**What is asked**:
Copy each line containing the word "color" from the records that follow, please.
─── Records provided ───
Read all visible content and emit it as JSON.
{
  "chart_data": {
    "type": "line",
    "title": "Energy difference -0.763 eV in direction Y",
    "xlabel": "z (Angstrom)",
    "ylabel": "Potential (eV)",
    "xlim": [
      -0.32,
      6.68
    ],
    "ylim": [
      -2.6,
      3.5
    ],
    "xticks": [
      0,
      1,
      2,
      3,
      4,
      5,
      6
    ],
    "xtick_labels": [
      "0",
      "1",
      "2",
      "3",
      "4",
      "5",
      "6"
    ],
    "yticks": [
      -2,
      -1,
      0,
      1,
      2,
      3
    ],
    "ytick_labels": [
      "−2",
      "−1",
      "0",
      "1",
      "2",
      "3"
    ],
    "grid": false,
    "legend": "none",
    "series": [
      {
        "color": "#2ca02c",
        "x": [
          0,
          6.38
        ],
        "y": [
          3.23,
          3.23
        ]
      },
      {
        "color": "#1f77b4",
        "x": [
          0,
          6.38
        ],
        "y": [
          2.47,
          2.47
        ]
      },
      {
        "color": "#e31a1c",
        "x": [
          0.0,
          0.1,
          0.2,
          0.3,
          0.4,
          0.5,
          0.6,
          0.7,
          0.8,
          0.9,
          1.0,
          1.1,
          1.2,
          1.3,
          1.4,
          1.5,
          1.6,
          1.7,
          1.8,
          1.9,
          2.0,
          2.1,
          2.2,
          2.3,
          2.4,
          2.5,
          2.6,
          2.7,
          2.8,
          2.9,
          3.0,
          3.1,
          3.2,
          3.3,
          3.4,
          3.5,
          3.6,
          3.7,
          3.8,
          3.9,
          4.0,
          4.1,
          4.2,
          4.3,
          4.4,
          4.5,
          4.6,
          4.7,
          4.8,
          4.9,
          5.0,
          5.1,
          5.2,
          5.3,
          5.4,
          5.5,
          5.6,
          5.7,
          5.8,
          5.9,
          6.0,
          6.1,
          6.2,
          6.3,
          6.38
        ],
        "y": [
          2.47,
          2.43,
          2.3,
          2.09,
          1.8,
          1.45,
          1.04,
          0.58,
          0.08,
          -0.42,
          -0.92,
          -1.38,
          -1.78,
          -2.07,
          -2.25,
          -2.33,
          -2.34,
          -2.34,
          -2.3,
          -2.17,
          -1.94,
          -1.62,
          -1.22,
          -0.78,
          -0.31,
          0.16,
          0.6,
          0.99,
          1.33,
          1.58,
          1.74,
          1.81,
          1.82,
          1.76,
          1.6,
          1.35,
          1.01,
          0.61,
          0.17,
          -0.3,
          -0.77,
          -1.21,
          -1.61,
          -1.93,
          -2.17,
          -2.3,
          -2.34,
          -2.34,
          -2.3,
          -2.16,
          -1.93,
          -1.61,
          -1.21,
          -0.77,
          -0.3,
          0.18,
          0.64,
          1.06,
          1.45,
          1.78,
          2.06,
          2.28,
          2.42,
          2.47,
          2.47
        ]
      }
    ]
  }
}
───
**Complete answer**:
        "color": "#2ca02c",
        "color": "#1f77b4",
        "color": "#e31a1c",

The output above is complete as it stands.